::: Provided information

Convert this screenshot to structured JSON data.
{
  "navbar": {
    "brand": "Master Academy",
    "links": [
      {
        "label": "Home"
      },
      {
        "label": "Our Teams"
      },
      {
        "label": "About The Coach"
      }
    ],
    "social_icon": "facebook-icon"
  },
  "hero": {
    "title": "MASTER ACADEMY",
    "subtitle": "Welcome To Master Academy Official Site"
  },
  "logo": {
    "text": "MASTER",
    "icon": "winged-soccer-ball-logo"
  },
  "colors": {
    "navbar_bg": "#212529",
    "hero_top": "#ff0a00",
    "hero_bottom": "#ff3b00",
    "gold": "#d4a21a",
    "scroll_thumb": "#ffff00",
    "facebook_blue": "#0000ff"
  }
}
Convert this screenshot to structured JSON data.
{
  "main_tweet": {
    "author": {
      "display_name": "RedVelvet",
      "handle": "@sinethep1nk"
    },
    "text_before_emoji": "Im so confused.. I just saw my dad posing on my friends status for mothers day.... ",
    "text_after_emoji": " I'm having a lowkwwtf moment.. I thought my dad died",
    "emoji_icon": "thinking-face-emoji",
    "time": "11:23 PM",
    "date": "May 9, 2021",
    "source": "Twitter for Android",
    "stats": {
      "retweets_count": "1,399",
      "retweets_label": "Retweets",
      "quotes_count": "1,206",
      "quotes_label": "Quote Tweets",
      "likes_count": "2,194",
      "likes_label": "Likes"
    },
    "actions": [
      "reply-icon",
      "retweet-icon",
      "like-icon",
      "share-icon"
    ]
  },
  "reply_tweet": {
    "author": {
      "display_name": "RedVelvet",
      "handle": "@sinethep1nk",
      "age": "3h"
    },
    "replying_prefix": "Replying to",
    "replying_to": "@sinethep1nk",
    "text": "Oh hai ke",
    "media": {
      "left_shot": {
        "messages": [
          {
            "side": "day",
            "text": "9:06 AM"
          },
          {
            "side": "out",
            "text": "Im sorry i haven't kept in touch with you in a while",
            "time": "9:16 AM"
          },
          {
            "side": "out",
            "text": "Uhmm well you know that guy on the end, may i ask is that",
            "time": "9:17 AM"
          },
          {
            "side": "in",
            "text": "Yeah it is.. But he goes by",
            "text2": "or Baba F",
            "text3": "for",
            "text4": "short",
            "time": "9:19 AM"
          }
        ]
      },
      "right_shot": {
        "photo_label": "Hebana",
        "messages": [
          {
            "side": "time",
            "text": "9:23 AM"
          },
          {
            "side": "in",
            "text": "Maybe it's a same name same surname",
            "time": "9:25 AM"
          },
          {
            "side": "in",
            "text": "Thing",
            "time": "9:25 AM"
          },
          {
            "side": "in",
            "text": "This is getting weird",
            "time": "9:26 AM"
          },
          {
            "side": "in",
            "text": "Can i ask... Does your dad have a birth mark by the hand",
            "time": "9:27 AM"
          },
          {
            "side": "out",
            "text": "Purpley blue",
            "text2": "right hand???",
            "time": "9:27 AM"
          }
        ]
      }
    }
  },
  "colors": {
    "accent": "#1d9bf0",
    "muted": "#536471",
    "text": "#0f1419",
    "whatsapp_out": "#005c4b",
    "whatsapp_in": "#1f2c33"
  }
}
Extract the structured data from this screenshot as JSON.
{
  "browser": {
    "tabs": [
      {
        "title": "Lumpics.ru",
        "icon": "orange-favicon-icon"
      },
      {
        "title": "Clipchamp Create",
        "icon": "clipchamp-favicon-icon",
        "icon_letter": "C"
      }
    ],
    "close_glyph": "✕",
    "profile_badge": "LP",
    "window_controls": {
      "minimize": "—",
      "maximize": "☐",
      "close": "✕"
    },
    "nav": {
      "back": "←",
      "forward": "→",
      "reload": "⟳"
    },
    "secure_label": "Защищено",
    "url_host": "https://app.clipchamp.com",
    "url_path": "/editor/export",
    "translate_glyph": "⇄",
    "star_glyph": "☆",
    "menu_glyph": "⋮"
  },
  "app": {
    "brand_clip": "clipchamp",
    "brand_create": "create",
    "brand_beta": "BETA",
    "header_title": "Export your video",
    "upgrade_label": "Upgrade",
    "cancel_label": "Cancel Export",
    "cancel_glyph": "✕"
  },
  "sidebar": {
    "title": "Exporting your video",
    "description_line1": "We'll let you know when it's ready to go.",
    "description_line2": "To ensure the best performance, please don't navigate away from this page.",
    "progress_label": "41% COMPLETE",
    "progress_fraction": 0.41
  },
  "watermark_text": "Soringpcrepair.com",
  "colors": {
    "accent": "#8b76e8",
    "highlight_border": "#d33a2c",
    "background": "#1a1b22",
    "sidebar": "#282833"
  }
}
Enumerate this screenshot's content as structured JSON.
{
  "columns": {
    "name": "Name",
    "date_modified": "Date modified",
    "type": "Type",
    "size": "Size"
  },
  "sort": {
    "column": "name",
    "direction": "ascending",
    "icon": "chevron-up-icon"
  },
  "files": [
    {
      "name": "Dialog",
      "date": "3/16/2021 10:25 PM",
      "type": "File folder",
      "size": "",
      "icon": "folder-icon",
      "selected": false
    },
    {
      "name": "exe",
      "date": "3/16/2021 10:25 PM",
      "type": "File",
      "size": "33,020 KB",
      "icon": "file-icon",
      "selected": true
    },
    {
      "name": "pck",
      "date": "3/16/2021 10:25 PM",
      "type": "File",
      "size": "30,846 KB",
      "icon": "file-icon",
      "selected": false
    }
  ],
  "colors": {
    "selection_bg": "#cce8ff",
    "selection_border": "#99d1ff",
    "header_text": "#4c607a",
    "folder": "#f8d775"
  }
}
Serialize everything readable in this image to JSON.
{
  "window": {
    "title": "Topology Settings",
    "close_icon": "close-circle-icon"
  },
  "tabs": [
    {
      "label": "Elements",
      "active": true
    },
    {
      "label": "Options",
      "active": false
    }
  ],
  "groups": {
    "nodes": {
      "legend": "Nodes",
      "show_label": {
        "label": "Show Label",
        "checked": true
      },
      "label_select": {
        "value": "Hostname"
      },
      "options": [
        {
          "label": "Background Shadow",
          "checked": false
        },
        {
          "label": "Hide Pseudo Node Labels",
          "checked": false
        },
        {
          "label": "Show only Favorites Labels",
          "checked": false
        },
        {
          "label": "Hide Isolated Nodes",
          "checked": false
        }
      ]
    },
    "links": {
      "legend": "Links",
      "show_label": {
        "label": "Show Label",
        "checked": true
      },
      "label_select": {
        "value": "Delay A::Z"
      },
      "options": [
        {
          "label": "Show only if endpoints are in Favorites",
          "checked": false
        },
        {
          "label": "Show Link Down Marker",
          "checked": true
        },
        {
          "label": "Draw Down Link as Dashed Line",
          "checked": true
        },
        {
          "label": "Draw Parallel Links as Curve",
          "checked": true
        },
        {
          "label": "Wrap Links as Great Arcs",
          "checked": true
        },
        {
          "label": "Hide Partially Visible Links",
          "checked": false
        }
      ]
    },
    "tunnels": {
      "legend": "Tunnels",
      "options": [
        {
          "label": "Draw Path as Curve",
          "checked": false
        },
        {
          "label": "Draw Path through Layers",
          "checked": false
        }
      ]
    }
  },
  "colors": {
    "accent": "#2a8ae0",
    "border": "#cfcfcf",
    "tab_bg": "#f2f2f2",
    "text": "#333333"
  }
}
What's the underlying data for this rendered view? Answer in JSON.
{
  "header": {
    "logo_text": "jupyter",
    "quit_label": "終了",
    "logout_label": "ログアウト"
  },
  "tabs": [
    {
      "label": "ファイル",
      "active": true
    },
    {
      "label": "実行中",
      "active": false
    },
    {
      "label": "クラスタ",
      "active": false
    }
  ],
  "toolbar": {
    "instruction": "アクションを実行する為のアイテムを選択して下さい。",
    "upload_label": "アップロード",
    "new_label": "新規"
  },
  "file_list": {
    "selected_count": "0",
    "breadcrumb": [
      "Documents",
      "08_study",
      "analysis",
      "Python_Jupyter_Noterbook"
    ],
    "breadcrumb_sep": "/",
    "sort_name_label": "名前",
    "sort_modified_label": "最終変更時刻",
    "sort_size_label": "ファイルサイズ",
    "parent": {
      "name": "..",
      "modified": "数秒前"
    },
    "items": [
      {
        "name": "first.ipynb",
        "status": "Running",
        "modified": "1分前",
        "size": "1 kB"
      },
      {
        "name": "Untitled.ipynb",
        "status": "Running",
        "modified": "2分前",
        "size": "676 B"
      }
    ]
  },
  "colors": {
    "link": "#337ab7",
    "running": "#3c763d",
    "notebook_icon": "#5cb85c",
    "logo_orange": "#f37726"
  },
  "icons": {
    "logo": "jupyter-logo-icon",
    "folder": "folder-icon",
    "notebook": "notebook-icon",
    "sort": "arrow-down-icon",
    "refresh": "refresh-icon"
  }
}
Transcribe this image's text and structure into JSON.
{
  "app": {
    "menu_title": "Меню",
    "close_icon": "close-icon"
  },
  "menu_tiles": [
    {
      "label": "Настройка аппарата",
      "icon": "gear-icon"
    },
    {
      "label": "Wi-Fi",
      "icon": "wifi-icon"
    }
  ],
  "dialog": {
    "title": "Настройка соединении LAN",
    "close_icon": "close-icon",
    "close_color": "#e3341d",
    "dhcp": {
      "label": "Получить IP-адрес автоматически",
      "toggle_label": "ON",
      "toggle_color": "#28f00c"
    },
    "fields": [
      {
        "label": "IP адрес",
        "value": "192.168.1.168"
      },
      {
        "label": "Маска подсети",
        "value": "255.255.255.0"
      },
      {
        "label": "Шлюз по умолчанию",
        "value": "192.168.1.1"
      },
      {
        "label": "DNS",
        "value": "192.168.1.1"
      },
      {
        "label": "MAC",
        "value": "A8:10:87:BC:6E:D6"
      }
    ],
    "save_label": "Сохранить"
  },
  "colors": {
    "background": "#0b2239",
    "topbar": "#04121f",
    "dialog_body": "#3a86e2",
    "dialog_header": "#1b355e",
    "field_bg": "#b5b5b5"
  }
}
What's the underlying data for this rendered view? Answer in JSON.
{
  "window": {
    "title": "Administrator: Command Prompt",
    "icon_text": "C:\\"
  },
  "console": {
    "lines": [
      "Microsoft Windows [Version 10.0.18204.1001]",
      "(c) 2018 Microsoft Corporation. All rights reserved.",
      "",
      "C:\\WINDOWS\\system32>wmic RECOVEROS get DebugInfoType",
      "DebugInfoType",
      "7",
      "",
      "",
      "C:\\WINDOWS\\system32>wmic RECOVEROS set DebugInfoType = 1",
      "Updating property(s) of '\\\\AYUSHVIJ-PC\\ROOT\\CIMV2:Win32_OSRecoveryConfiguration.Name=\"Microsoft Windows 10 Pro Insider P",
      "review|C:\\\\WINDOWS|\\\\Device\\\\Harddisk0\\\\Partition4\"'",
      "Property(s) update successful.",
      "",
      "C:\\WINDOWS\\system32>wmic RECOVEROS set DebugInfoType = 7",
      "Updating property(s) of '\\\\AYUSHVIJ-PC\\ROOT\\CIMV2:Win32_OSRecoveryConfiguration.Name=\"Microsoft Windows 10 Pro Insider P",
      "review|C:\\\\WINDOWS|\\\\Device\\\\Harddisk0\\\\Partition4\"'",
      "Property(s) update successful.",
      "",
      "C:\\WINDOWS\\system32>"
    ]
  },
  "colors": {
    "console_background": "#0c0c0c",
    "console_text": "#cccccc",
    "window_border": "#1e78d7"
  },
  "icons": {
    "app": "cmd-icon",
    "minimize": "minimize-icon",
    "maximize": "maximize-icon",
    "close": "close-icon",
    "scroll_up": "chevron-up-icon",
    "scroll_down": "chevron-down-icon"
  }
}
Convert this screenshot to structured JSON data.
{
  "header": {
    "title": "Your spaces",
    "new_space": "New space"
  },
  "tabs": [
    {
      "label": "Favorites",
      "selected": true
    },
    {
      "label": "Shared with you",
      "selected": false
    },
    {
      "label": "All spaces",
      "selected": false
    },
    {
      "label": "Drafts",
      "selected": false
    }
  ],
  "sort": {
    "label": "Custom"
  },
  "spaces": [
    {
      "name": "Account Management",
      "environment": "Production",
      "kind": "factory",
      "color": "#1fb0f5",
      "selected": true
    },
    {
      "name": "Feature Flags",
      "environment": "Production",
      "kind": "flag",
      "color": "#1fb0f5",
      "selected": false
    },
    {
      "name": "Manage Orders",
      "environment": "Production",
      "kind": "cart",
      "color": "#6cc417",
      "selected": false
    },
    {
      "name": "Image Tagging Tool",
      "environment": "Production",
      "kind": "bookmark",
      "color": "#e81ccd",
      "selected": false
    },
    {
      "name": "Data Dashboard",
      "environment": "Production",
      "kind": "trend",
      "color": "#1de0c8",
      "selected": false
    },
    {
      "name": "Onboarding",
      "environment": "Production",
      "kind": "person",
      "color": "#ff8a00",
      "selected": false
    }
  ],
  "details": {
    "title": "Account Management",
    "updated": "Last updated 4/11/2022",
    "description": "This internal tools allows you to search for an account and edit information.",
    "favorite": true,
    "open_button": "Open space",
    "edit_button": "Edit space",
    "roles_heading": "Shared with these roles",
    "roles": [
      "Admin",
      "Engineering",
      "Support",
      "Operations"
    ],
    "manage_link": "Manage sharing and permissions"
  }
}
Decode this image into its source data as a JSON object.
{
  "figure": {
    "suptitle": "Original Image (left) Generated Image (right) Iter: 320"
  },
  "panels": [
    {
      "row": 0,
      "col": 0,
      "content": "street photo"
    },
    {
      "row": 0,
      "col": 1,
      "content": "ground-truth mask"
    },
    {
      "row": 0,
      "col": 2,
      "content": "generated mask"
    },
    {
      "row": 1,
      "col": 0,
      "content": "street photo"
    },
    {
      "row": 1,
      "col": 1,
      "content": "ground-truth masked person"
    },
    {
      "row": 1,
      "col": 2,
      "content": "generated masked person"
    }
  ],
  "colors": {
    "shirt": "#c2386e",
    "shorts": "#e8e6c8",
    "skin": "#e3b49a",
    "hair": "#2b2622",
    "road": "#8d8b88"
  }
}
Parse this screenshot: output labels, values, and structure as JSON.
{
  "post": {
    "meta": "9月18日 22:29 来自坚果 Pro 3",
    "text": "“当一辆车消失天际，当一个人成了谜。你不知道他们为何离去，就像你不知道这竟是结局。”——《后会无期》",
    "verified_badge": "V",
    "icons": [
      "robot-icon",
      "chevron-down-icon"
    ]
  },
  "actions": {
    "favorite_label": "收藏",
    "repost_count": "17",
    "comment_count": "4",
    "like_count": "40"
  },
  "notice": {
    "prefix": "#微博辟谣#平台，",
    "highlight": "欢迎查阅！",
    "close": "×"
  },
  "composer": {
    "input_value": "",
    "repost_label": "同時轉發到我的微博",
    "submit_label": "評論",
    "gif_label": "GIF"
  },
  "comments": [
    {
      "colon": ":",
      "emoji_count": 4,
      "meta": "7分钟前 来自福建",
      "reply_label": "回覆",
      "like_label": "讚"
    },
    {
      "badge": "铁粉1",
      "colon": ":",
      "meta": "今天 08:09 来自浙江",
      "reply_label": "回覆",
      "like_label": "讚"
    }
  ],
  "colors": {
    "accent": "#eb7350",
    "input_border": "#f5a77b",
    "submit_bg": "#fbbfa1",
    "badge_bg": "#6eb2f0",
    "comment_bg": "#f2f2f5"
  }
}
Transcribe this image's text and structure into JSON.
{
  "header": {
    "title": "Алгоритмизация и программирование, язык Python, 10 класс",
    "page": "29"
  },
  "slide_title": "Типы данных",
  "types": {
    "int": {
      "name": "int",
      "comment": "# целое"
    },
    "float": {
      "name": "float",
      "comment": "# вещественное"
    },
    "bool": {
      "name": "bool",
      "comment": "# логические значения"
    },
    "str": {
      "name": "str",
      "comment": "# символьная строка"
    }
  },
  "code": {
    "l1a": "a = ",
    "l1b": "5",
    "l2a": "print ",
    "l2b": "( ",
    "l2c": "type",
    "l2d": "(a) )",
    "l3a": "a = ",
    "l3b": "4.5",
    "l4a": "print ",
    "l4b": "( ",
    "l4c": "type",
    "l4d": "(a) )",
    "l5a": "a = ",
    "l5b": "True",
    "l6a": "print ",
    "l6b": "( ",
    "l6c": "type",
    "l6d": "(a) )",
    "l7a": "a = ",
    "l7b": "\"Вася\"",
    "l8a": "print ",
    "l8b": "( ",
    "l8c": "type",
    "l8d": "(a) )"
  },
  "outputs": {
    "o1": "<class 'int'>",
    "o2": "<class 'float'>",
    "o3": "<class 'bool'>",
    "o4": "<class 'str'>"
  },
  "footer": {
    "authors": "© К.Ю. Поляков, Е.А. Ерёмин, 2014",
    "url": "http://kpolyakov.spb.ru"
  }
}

::::::

# To do
Copy each line of the records that contains the word "accent".

# Exercise answer
    "accent": "#1d9bf0",
    "accent": "#8b76e8",
    "accent": "#2a8ae0",
    "accent": "#eb7350",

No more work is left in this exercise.